══ Extrait de page

Cinéma - Editoriaux - Justice - Médias - Presse - Société - Table - 17 octobre 2017

Weinstein : coupable avant même d’avoir été jugé…

Désormais soupçonné de quatre viols et de plusieurs agressions sexuelles, le producteur Harvey Weinstein – qui faisait jadis la pluie et le beau temps à Hollywood – est réduit à l’état de loque : viré de sa propre compagnie, largué par sa femme, lâché par ses anciens amis et bientôt déchu de la Légion d’honneur, insulté et lynché par les procureurs moraux des réseaux sociaux qui se précipitaient – il y a encore quelques mois – pour voir ses films. Arx tarpeia Capitoli proxima.

Si vous cherchez la présomption d’innocence, passez votre chemin. Elle est aux abonnés absents dès lors que tombe une accusation d’agression sexuelle ou de violence envers les femmes. L’opinion publique – avide de scandales glanés dans les bas-fonds de la haute société inaccessible et secrètement jalousée – obéit à un Code pénal aux accents d’archaïsme tribal remanié à la sauce SJW (social justice warrior) : la parole de l’accusatrice compte double, celle du mis en cause ne compte pas, surtout s’il a le tort d’être riche et puissant. Coupable, Weinstein l’est forcément : mâle, blanc, multimillionnaire… autant d’éléments accablants.

════
══ Entrées répertoriées

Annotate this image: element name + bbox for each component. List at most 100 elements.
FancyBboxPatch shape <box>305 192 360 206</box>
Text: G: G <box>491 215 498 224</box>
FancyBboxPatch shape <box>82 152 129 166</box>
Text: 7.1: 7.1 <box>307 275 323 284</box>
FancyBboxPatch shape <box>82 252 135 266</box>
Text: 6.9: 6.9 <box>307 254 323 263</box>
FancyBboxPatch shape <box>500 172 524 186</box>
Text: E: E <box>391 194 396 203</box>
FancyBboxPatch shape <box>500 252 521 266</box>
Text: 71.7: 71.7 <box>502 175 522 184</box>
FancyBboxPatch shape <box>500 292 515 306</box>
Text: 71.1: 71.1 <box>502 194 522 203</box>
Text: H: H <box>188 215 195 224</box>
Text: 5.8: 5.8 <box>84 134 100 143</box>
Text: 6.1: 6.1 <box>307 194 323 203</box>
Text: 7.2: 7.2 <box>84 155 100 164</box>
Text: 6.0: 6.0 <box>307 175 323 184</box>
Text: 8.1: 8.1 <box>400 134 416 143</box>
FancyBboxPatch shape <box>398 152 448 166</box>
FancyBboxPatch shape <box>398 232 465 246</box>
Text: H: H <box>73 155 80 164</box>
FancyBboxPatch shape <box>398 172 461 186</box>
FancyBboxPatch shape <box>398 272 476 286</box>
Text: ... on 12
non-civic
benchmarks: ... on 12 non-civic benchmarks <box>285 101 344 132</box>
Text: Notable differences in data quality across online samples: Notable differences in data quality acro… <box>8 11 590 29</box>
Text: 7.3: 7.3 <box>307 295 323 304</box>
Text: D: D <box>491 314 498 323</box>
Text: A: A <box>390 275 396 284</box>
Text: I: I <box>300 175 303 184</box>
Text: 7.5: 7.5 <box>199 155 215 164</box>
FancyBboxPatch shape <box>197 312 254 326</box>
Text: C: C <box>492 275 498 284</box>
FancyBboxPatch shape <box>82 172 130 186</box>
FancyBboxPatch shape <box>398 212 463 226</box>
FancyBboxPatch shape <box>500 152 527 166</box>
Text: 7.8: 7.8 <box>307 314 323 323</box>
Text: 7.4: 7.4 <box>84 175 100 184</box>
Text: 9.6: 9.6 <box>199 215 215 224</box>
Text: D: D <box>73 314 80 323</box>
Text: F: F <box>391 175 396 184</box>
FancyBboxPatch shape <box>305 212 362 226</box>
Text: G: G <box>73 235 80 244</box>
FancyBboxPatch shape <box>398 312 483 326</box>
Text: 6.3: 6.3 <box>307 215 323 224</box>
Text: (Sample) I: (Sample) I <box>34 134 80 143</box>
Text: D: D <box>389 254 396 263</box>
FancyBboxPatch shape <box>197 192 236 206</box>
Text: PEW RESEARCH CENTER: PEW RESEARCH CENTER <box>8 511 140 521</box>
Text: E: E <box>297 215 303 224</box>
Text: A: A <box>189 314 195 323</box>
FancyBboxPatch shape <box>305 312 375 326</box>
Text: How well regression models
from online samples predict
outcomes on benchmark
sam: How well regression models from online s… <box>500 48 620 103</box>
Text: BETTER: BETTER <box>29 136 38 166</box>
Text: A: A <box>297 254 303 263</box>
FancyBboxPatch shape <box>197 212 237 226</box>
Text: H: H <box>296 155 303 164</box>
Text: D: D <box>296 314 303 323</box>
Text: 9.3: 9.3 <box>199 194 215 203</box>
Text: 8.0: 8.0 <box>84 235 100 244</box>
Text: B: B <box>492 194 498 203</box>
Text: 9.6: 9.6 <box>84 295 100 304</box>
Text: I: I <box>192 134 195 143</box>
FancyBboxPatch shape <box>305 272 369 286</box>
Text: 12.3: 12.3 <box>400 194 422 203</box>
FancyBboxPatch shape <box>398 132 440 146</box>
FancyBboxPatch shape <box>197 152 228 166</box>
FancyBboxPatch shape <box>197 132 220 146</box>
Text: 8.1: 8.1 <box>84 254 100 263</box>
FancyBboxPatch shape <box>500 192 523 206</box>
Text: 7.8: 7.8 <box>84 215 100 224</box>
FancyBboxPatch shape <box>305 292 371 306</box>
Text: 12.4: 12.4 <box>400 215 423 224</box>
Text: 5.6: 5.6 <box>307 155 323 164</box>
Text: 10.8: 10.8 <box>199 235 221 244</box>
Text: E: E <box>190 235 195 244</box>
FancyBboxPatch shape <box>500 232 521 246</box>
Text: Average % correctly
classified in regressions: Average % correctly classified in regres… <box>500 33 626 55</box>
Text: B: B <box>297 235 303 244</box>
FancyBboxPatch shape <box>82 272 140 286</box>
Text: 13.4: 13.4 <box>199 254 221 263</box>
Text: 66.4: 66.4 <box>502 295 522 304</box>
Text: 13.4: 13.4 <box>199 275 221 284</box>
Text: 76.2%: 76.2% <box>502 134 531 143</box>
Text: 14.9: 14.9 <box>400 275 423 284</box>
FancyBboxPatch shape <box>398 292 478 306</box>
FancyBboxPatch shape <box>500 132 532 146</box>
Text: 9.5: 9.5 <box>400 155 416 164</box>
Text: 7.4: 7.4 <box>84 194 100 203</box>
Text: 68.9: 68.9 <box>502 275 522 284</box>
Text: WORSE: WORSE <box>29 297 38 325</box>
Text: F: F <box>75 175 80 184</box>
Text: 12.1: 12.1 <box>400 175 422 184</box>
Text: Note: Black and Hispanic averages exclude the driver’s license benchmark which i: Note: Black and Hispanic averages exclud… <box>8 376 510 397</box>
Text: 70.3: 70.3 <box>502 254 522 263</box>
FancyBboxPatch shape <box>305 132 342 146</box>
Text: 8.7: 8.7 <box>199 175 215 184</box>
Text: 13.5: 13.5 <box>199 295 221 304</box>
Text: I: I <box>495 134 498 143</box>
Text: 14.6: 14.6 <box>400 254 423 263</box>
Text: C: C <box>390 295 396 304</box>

════

Consigne de travail:
Recopiez le passage de l'éditorial sur Weinstein qui va de « Cinéma - Editoriaux » jusqu'à « tarpeia Capitoli proxima. » inclus. Seul l'éditorial sur Weinstein doit servir de source.

Réponse attendue:
Cinéma - Editoriaux - Justice - Médias - Presse - Société - Table - 17 octobre 2017

Weinstein : coupable avant même d’avoir été jugé…

Désormais soupçonné de quatre viols et de plusieurs agressions sexuelles, le producteur Harvey Weinstein – qui faisait jadis la pluie et le beau temps à Hollywood – est réduit à l’état de loque : viré de sa propre compagnie, largué par sa femme, lâché par ses anciens amis et bientôt déchu de la Légion d’honneur, insulté et lynché par les procureurs moraux des réseaux sociaux qui se précipitaient – il y a encore quelques mois – pour voir ses films. Arx tarpeia Capitoli proxima.